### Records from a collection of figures
--- Start ---
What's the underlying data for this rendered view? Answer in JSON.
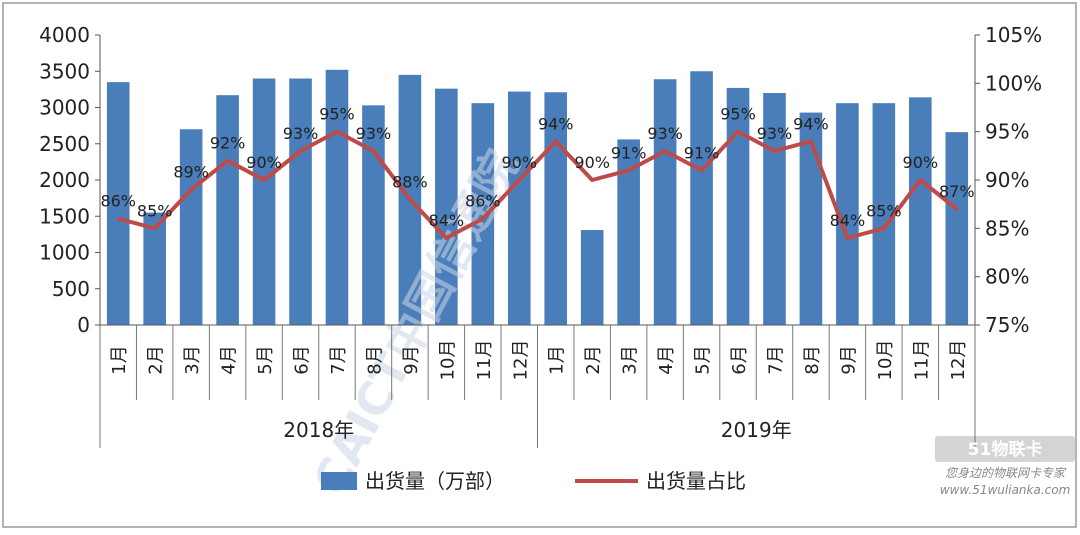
{
  "chart_data": {
    "type": "bar",
    "title": "",
    "categories": [
      "1月",
      "2月",
      "3月",
      "4月",
      "5月",
      "6月",
      "7月",
      "8月",
      "9月",
      "10月",
      "11月",
      "12月",
      "1月",
      "2月",
      "3月",
      "4月",
      "5月",
      "6月",
      "7月",
      "8月",
      "9月",
      "10月",
      "11月",
      "12月"
    ],
    "groups": [
      {
        "label": "2018年",
        "count": 12
      },
      {
        "label": "2019年",
        "count": 12
      }
    ],
    "series": [
      {
        "name": "出货量（万部）",
        "type": "bar",
        "axis": "left",
        "color": "#4a7ebb",
        "values": [
          3350,
          1550,
          2700,
          3170,
          3400,
          3400,
          3520,
          3030,
          3450,
          3260,
          3060,
          3220,
          3210,
          1310,
          2560,
          3390,
          3500,
          3270,
          3200,
          2930,
          3060,
          3060,
          3140,
          2660
        ]
      },
      {
        "name": "出货量占比",
        "type": "line",
        "axis": "right",
        "color": "#be4b48",
        "values": [
          86,
          85,
          89,
          92,
          90,
          93,
          95,
          93,
          88,
          84,
          86,
          90,
          94,
          90,
          91,
          93,
          91,
          95,
          93,
          94,
          84,
          85,
          90,
          87
        ],
        "labels": [
          "86%",
          "85%",
          "89%",
          "92%",
          "90%",
          "93%",
          "95%",
          "93%",
          "88%",
          "84%",
          "86%",
          "90%",
          "94%",
          "90%",
          "91%",
          "93%",
          "91%",
          "95%",
          "93%",
          "94%",
          "84%",
          "85%",
          "90%",
          "87%"
        ]
      }
    ],
    "y_left": {
      "min": 0,
      "max": 4000,
      "step": 500,
      "ticks": [
        "0",
        "500",
        "1000",
        "1500",
        "2000",
        "2500",
        "3000",
        "3500",
        "4000"
      ]
    },
    "y_right": {
      "min": 75,
      "max": 105,
      "step": 5,
      "ticks": [
        "75%",
        "80%",
        "85%",
        "90%",
        "95%",
        "100%",
        "105%"
      ]
    },
    "legend_position": "bottom",
    "grid": false
  },
  "legend": {
    "bar_label": "出货量（万部）",
    "line_label": "出货量占比"
  },
  "watermark": {
    "logo_text": "CAICT中国信通院",
    "brand_text": "51物联卡",
    "brand_tagline": "您身边的物联网卡专家",
    "brand_url": "www.51wulianka.com"
  }
}
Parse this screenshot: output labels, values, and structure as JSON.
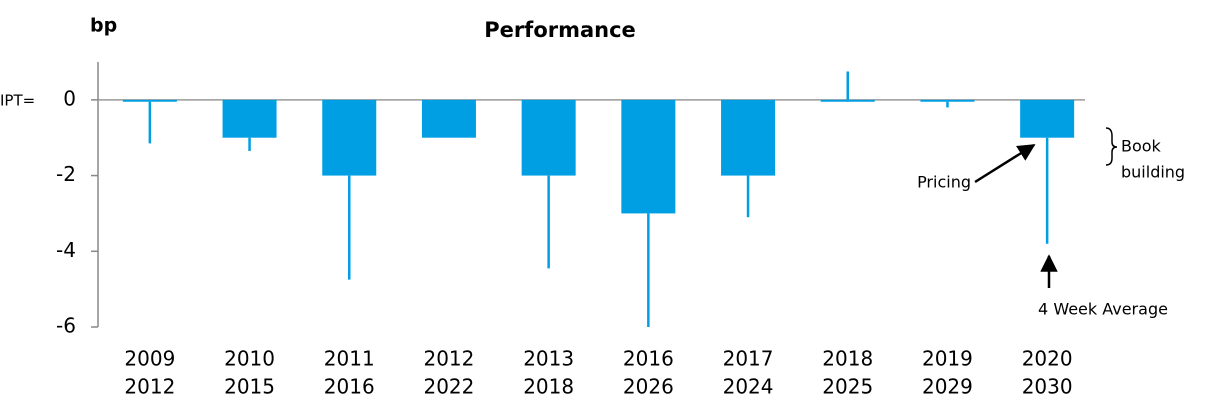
{
  "chart_data": {
    "type": "bar",
    "title": "Performance",
    "y_axis_label": "bp",
    "zero_label": "IPT=",
    "categories": [
      [
        "2009",
        "2012"
      ],
      [
        "2010",
        "2015"
      ],
      [
        "2011",
        "2016"
      ],
      [
        "2012",
        "2022"
      ],
      [
        "2013",
        "2018"
      ],
      [
        "2016",
        "2026"
      ],
      [
        "2017",
        "2024"
      ],
      [
        "2018",
        "2025"
      ],
      [
        "2019",
        "2029"
      ],
      [
        "2020",
        "2030"
      ]
    ],
    "series": [
      {
        "name": "Pricing",
        "color": "#009fe3",
        "values": [
          -0.05,
          -1,
          -2,
          -1,
          -2,
          -3,
          -2,
          -0.05,
          -0.05,
          -1
        ]
      },
      {
        "name": "4 Week Average",
        "color": "#009fe3",
        "values": [
          -1.15,
          -1.35,
          -4.75,
          -1,
          -4.45,
          -6,
          -3.1,
          0.75,
          -0.2,
          -3.8
        ]
      }
    ],
    "annotation": [
      "Book",
      "building"
    ],
    "ylim": [
      -6,
      1
    ],
    "yticks": [
      0,
      -2,
      -4,
      -6
    ]
  }
}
--- End ---
### INSTRUCTIONS TO FOLLOW
Make an exact copy of the records above, with the pictures left out.

### OUTPUT OF THE TASK
What's the underlying data for this rendered view? Answer in JSON.
{
  "chart_data": {
    "type": "bar",
    "title": "",
    "categories": [
      "1月",
      "2月",
      "3月",
      "4月",
      "5月",
      "6月",
      "7月",
      "8月",
      "9月",
      "10月",
      "11月",
      "12月",
      "1月",
      "2月",
      "3月",
      "4月",
      "5月",
      "6月",
      "7月",
      "8月",
      "9月",
      "10月",
      "11月",
      "12月"
    ],
    "groups": [
      {
        "label": "2018年",
        "count": 12
      },
      {
        "label": "2019年",
        "count": 12
      }
    ],
    "series": [
      {
        "name": "出货量（万部）",
        "type": "bar",
        "axis": "left",
        "color": "#4a7ebb",
        "values": [
          3350,
          1550,
          2700,
          3170,
          3400,
          3400,
          3520,
          3030,
          3450,
          3260,
          3060,
          3220,
          3210,
          1310,
          2560,
          3390,
          3500,
          3270,
          3200,
          2930,
          3060,
          3060,
          3140,
          2660
        ]
      },
      {
        "name": "出货量占比",
        "type": "line",
        "axis": "right",
        "color": "#be4b48",
        "values": [
          86,
          85,
          89,
          92,
          90,
          93,
          95,
          93,
          88,
          84,
          86,
          90,
          94,
          90,
          91,
          93,
          91,
          95,
          93,
          94,
          84,
          85,
          90,
          87
        ],
        "labels": [
          "86%",
          "85%",
          "89%",
          "92%",
          "90%",
          "93%",
          "95%",
          "93%",
          "88%",
          "84%",
          "86%",
          "90%",
          "94%",
          "90%",
          "91%",
          "93%",
          "91%",
          "95%",
          "93%",
          "94%",
          "84%",
          "85%",
          "90%",
          "87%"
        ]
      }
    ],
    "y_left": {
      "min": 0,
      "max": 4000,
      "step": 500,
      "ticks": [
        "0",
        "500",
        "1000",
        "1500",
        "2000",
        "2500",
        "3000",
        "3500",
        "4000"
      ]
    },
    "y_right": {
      "min": 75,
      "max": 105,
      "step": 5,
      "ticks": [
        "75%",
        "80%",
        "85%",
        "90%",
        "95%",
        "100%",
        "105%"
      ]
    },
    "legend_position": "bottom",
    "grid": false
  },
  "legend": {
    "bar_label": "出货量（万部）",
    "line_label": "出货量占比"
  },
  "watermark": {
    "logo_text": "CAICT中国信通院",
    "brand_text": "51物联卡",
    "brand_tagline": "您身边的物联网卡专家",
    "brand_url": "www.51wulianka.com"
  }
}
Parse this screenshot: output labels, values, and structure as JSON.
{
  "chart_data": {
    "type": "bar",
    "title": "Performance",
    "y_axis_label": "bp",
    "zero_label": "IPT=",
    "categories": [
      [
        "2009",
        "2012"
      ],
      [
        "2010",
        "2015"
      ],
      [
        "2011",
        "2016"
      ],
      [
        "2012",
        "2022"
      ],
      [
        "2013",
        "2018"
      ],
      [
        "2016",
        "2026"
      ],
      [
        "2017",
        "2024"
      ],
      [
        "2018",
        "2025"
      ],
      [
        "2019",
        "2029"
      ],
      [
        "2020",
        "2030"
      ]
    ],
    "series": [
      {
        "name": "Pricing",
        "color": "#009fe3",
        "values": [
          -0.05,
          -1,
          -2,
          -1,
          -2,
          -3,
          -2,
          -0.05,
          -0.05,
          -1
        ]
      },
      {
        "name": "4 Week Average",
        "color": "#009fe3",
        "values": [
          -1.15,
          -1.35,
          -4.75,
          -1,
          -4.45,
          -6,
          -3.1,
          0.75,
          -0.2,
          -3.8
        ]
      }
    ],
    "annotation": [
      "Book",
      "building"
    ],
    "ylim": [
      -6,
      1
    ],
    "yticks": [
      0,
      -2,
      -4,
      -6
    ]
  }
}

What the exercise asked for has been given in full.